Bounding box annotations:
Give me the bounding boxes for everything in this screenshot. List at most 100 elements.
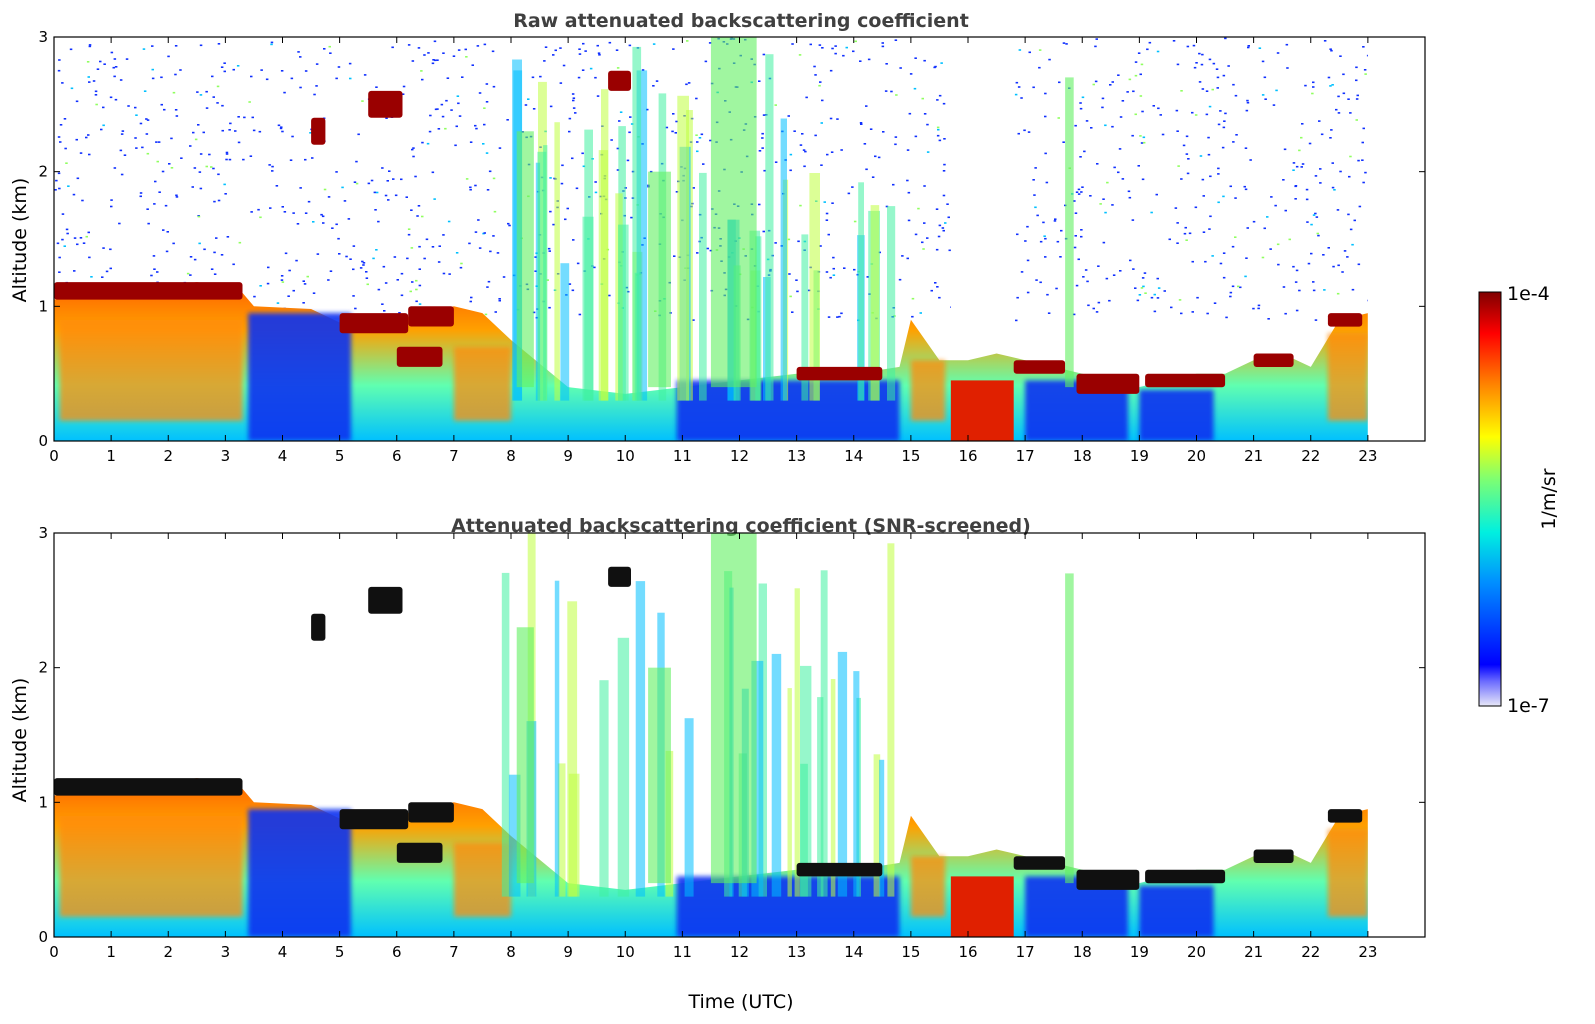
cloud-layer [408,306,454,327]
noise-pixel [807,289,811,292]
noise-pixel [578,53,582,55]
noise-pixel [1195,62,1198,64]
noise-pixel [1292,162,1296,164]
virga-streak [858,182,864,401]
noise-pixel [1044,152,1047,155]
noise-pixel [616,67,620,69]
noise-pixel [1039,240,1043,243]
precip-column [1065,77,1074,388]
noise-pixel [672,113,675,115]
noise-pixel [252,129,256,132]
noise-pixel [1032,86,1035,89]
noise-pixel [1342,92,1346,95]
noise-pixel [1176,222,1179,224]
cloud-layer [1327,313,1363,327]
noise-pixel [258,130,262,133]
noise-pixel [361,100,364,102]
noise-pixel [299,187,302,189]
noise-pixel [804,150,807,153]
noise-pixel [375,86,378,88]
noise-pixel [223,70,226,73]
noise-pixel [571,93,575,95]
noise-pixel [917,207,920,210]
noise-pixel [1337,95,1340,98]
noise-pixel [474,184,477,187]
noise-pixel [865,105,868,107]
noise-pixel [469,141,473,143]
noise-pixel [852,50,855,53]
noise-pixel [139,192,143,194]
noise-pixel [1208,228,1211,230]
noise-pixel [271,170,274,172]
noise-pixel [402,85,406,88]
noise-pixel [834,45,837,47]
noise-pixel [560,182,564,185]
virga-streak [599,680,609,897]
noise-pixel [283,91,286,94]
noise-pixel [409,290,412,293]
noise-pixel [329,52,332,54]
noise-pixel [544,46,548,48]
noise-pixel [175,115,179,117]
noise-pixel [859,60,862,62]
noise-pixel [1159,114,1162,116]
noise-pixel [1054,218,1057,220]
noise-pixel [232,68,235,71]
noise-pixel [423,54,426,56]
noise-pixel [199,153,203,155]
x-tick-label: 16 [958,447,977,465]
noise-pixel [572,97,576,99]
noise-pixel [386,180,389,182]
noise-pixel [1205,113,1209,116]
noise-pixel [1320,133,1324,136]
axes-raw: 0 1 2 3 4 5 6 7 8 9 10 11 12 13 14 15 16 17 18 19 20 21 22 2301… [38,28,1426,465]
noise-pixel [142,48,146,50]
noise-pixel [381,303,384,305]
x-tick-label: 0 [49,943,59,961]
noise-pixel [582,165,586,168]
noise-pixel [289,159,293,161]
cloud-layer [1253,353,1294,367]
noise-pixel [1014,93,1018,96]
noise-pixel [250,211,253,213]
noise-pixel [109,96,113,99]
noise-pixel [819,245,822,247]
noise-pixel [1106,181,1109,184]
noise-pixel [1201,178,1205,181]
virga-streaks [512,46,896,401]
noise-pixel [1207,153,1211,156]
noise-pixel [292,212,295,214]
noise-pixel [354,307,357,310]
noise-pixel [56,242,60,245]
noise-pixel [1140,287,1144,289]
noise-pixel [352,295,355,297]
noise-pixel [1244,147,1248,149]
noise-pixel [1263,76,1267,79]
noise-pixel [934,282,937,284]
noise-pixel [1108,299,1111,302]
noise-pixel [687,82,691,84]
noise-pixel [1225,316,1228,319]
noise-pixel [1276,52,1280,54]
noise-pixel [315,85,318,87]
noise-pixel [532,311,536,314]
noise-pixel [1316,232,1319,235]
noise-pixel [1137,165,1140,167]
noise-pixel [211,75,214,78]
noise-pixel [921,97,924,100]
noise-pixel [135,114,138,116]
noise-pixel [281,281,285,283]
noise-pixel [1185,239,1188,241]
noise-pixel [1219,262,1223,265]
noise-pixel [1028,51,1031,54]
noise-pixel [290,77,294,80]
noise-pixel [410,209,413,211]
noise-pixel [796,290,799,293]
noise-pixel [539,75,542,78]
x-tick-label: 19 [1130,447,1149,465]
virga-streak [557,763,566,897]
noise-pixel [168,163,171,165]
noise-pixel [1349,112,1352,114]
noise-pixel [442,272,446,275]
noise-pixel [483,43,487,46]
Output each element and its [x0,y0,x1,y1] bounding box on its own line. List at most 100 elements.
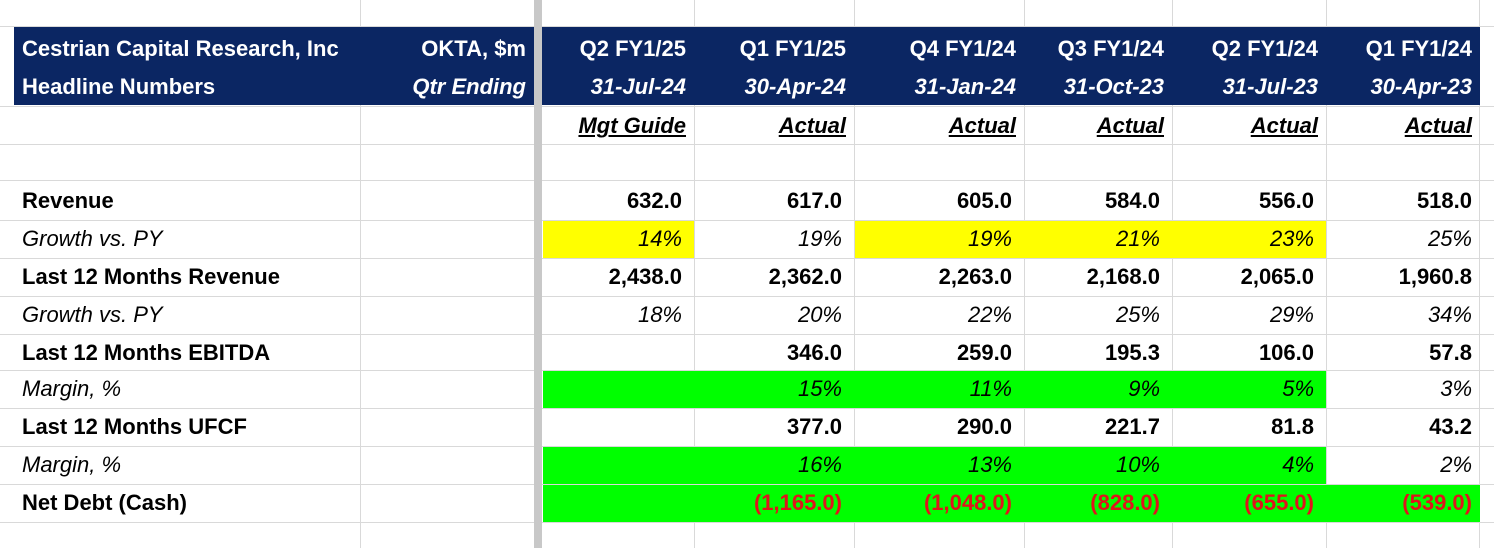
gridline [854,0,855,548]
table-cell[interactable]: (1,165.0) [753,490,842,515]
table-cell[interactable]: (655.0) [1244,490,1314,515]
header-band-right [542,27,1480,105]
table-cell[interactable] [542,370,690,408]
table-cell[interactable]: 16% [797,452,842,477]
table-cell[interactable]: 19% [967,226,1012,251]
highlight-green [543,485,1480,522]
column-type-label: Mgt Guide [578,113,686,138]
report-title: Cestrian Capital Research, Inc [22,36,339,61]
column-type-label: Actual [1096,113,1164,138]
table-cell[interactable]: 22% [967,302,1012,327]
table-cell[interactable] [542,446,690,484]
gridline [0,296,1494,297]
table-cell[interactable]: 2% [1440,452,1472,477]
table-cell[interactable]: 2,263.0 [938,264,1012,289]
table-cell[interactable]: 605.0 [956,188,1012,213]
table-cell[interactable]: 18% [637,302,682,327]
table-cell[interactable]: 377.0 [786,414,842,439]
table-cell[interactable]: 259.0 [956,340,1012,365]
gridline [0,144,1494,145]
gridline [694,0,695,548]
table-cell[interactable]: 25% [1427,226,1472,251]
row-label: Margin, % [22,376,122,401]
table-cell[interactable]: 15% [797,376,842,401]
gridline [0,258,1494,259]
table-cell[interactable]: (1,048.0) [923,490,1012,515]
table-cell[interactable]: 19% [797,226,842,251]
table-cell[interactable]: 2,168.0 [1086,264,1160,289]
gridline [360,0,361,548]
table-cell[interactable]: 1,960.8 [1398,264,1472,289]
table-cell[interactable]: (539.0) [1402,490,1472,515]
column-quarter-header: Q3 FY1/24 [1057,36,1164,61]
column-quarter-header: Q1 FY1/24 [1365,36,1472,61]
gridline [0,26,1494,27]
table-cell[interactable]: 556.0 [1258,188,1314,213]
frozen-pane-divider[interactable] [534,0,542,548]
column-quarter-header: Q2 FY1/25 [579,36,686,61]
table-cell[interactable]: 21% [1115,226,1160,251]
table-cell[interactable]: 221.7 [1104,414,1160,439]
gridline [0,370,1494,371]
table-cell[interactable]: 11% [969,376,1012,401]
table-cell[interactable]: 43.2 [1429,414,1472,439]
table-cell[interactable]: 2,362.0 [768,264,842,289]
column-date-header: 31-Jul-24 [590,74,686,99]
highlight-yellow [543,221,694,258]
report-subtitle: Headline Numbers [22,74,216,99]
table-cell[interactable]: 9% [1128,376,1160,401]
column-date-header: 30-Apr-23 [1370,74,1472,99]
header-band-left [14,27,534,105]
gridline [1024,0,1025,548]
column-type-label: Actual [1404,113,1472,138]
table-cell[interactable]: 57.8 [1429,340,1472,365]
gridline [0,220,1494,221]
column-quarter-header: Q4 FY1/24 [909,36,1016,61]
qtr-ending-label: Qtr Ending [412,74,526,99]
table-cell[interactable]: 4% [1282,452,1314,477]
table-cell[interactable]: 617.0 [786,188,842,213]
gridline [0,446,1494,447]
column-quarter-header: Q1 FY1/25 [739,36,846,61]
table-cell[interactable]: 14% [637,226,682,251]
table-cell[interactable] [542,484,690,522]
table-cell[interactable]: 20% [797,302,842,327]
row-label: Revenue [22,188,114,213]
column-date-header: 31-Jul-23 [1222,74,1318,99]
gridline [1172,0,1173,548]
highlight-green [543,371,1326,408]
column-date-header: 31-Jan-24 [914,74,1016,99]
table-cell[interactable]: 290.0 [956,414,1012,439]
table-cell[interactable]: 25% [1115,302,1160,327]
table-cell[interactable]: 34% [1427,302,1472,327]
gridline [0,408,1494,409]
table-cell[interactable]: 584.0 [1104,188,1160,213]
column-type-label: Actual [948,113,1016,138]
table-cell[interactable]: 2,438.0 [608,264,682,289]
table-cell[interactable] [542,408,690,446]
table-cell[interactable]: 106.0 [1258,340,1314,365]
row-label: Last 12 Months EBITDA [22,340,271,365]
table-cell[interactable] [542,334,690,372]
table-cell[interactable]: 10% [1115,452,1160,477]
table-cell[interactable]: 518.0 [1416,188,1472,213]
table-cell[interactable]: 195.3 [1104,340,1160,365]
table-cell[interactable]: 81.8 [1271,414,1314,439]
table-cell[interactable]: 23% [1269,226,1314,251]
table-cell[interactable]: 346.0 [786,340,842,365]
table-cell[interactable]: 2,065.0 [1240,264,1314,289]
table-cell[interactable]: 3% [1440,376,1472,401]
column-date-header: 31-Oct-23 [1063,74,1164,99]
table-cell[interactable]: 13% [967,452,1012,477]
column-type-label: Actual [1250,113,1318,138]
table-cell[interactable]: (828.0) [1090,490,1160,515]
table-cell[interactable]: 29% [1269,302,1314,327]
table-cell[interactable]: 632.0 [626,188,682,213]
ticker-label: OKTA, $m [421,36,526,61]
table-cell[interactable]: 5% [1282,376,1314,401]
row-label: Last 12 Months Revenue [22,264,280,289]
row-label: Net Debt (Cash) [22,490,188,515]
gridline [0,106,1494,107]
gridline [0,484,1494,485]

■ EXERCISE PROMPT
Express the lines from the one containing "gridline [854,0,855,548]" through the one containing "column-type-label: Mgt Guide", both included, as a JSON list of strings, one string per line and no blank lines.

■ EXPECTED ANSWER
[
  "gridline [854,0,855,548]",
  "table-cell[interactable]: (1,165.0) [753,490,842,515]",
  "table-cell[interactable]: (655.0) [1244,490,1314,515]",
  "header-band-right [542,27,1480,105]",
  "table-cell[interactable] [542,370,690,408]",
  "table-cell[interactable]: 16% [797,452,842,477]",
  "table-cell[interactable]: 19% [967,226,1012,251]",
  "highlight-green [543,485,1480,522]",
  "column-type-label: Mgt Guide [578,113,686,138]"
]